Figure content listings:
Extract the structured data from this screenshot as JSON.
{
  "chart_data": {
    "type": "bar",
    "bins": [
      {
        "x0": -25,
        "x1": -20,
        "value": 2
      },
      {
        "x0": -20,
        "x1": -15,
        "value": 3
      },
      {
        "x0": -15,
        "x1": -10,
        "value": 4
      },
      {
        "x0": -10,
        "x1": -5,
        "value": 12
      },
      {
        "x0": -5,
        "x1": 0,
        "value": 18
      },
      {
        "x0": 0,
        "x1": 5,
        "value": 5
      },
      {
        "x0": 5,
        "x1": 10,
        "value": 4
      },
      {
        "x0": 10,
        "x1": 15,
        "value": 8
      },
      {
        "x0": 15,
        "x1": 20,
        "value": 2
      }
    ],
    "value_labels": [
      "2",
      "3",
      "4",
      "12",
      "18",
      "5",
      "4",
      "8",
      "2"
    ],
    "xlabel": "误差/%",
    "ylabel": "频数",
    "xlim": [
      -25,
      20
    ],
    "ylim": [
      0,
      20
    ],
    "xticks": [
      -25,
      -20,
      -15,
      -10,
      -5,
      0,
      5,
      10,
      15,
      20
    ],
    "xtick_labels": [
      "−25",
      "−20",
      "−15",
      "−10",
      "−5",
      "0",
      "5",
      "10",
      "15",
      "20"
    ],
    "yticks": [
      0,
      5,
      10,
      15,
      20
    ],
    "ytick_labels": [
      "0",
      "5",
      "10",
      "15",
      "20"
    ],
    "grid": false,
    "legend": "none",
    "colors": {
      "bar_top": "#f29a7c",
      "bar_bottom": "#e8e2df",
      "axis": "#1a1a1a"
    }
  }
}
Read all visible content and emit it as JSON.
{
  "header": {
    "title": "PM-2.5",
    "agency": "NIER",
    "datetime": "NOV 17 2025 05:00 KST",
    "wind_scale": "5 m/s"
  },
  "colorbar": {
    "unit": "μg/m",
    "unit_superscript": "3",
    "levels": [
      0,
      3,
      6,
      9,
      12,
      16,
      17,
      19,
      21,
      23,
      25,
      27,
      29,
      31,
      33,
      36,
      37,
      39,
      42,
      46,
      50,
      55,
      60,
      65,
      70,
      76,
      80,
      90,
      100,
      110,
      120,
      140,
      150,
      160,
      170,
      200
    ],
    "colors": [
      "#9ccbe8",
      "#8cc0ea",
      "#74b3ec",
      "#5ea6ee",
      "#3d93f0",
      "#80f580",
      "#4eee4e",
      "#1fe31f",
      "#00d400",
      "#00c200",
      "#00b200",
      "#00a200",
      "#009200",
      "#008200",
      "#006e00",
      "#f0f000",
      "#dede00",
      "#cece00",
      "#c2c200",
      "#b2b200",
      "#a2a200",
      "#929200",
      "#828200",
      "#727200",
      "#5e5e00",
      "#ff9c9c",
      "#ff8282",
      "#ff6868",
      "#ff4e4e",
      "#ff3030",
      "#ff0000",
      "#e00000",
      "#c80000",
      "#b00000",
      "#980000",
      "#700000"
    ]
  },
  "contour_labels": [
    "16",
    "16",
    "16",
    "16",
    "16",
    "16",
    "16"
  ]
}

TASK - Write out every entry again exactly, please, with nothing missing.

THE SOLUTION -
Extract the structured data from this screenshot as JSON.
{
  "chart_data": {
    "type": "bar",
    "bins": [
      {
        "x0": -25,
        "x1": -20,
        "value": 2
      },
      {
        "x0": -20,
        "x1": -15,
        "value": 3
      },
      {
        "x0": -15,
        "x1": -10,
        "value": 4
      },
      {
        "x0": -10,
        "x1": -5,
        "value": 12
      },
      {
        "x0": -5,
        "x1": 0,
        "value": 18
      },
      {
        "x0": 0,
        "x1": 5,
        "value": 5
      },
      {
        "x0": 5,
        "x1": 10,
        "value": 4
      },
      {
        "x0": 10,
        "x1": 15,
        "value": 8
      },
      {
        "x0": 15,
        "x1": 20,
        "value": 2
      }
    ],
    "value_labels": [
      "2",
      "3",
      "4",
      "12",
      "18",
      "5",
      "4",
      "8",
      "2"
    ],
    "xlabel": "误差/%",
    "ylabel": "频数",
    "xlim": [
      -25,
      20
    ],
    "ylim": [
      0,
      20
    ],
    "xticks": [
      -25,
      -20,
      -15,
      -10,
      -5,
      0,
      5,
      10,
      15,
      20
    ],
    "xtick_labels": [
      "−25",
      "−20",
      "−15",
      "−10",
      "−5",
      "0",
      "5",
      "10",
      "15",
      "20"
    ],
    "yticks": [
      0,
      5,
      10,
      15,
      20
    ],
    "ytick_labels": [
      "0",
      "5",
      "10",
      "15",
      "20"
    ],
    "grid": false,
    "legend": "none",
    "colors": {
      "bar_top": "#f29a7c",
      "bar_bottom": "#e8e2df",
      "axis": "#1a1a1a"
    }
  }
}
Read all visible content and emit it as JSON.
{
  "header": {
    "title": "PM-2.5",
    "agency": "NIER",
    "datetime": "NOV 17 2025 05:00 KST",
    "wind_scale": "5 m/s"
  },
  "colorbar": {
    "unit": "μg/m",
    "unit_superscript": "3",
    "levels": [
      0,
      3,
      6,
      9,
      12,
      16,
      17,
      19,
      21,
      23,
      25,
      27,
      29,
      31,
      33,
      36,
      37,
      39,
      42,
      46,
      50,
      55,
      60,
      65,
      70,
      76,
      80,
      90,
      100,
      110,
      120,
      140,
      150,
      160,
      170,
      200
    ],
    "colors": [
      "#9ccbe8",
      "#8cc0ea",
      "#74b3ec",
      "#5ea6ee",
      "#3d93f0",
      "#80f580",
      "#4eee4e",
      "#1fe31f",
      "#00d400",
      "#00c200",
      "#00b200",
      "#00a200",
      "#009200",
      "#008200",
      "#006e00",
      "#f0f000",
      "#dede00",
      "#cece00",
      "#c2c200",
      "#b2b200",
      "#a2a200",
      "#929200",
      "#828200",
      "#727200",
      "#5e5e00",
      "#ff9c9c",
      "#ff8282",
      "#ff6868",
      "#ff4e4e",
      "#ff3030",
      "#ff0000",
      "#e00000",
      "#c80000",
      "#b00000",
      "#980000",
      "#700000"
    ]
  },
  "contour_labels": [
    "16",
    "16",
    "16",
    "16",
    "16",
    "16",
    "16"
  ]
}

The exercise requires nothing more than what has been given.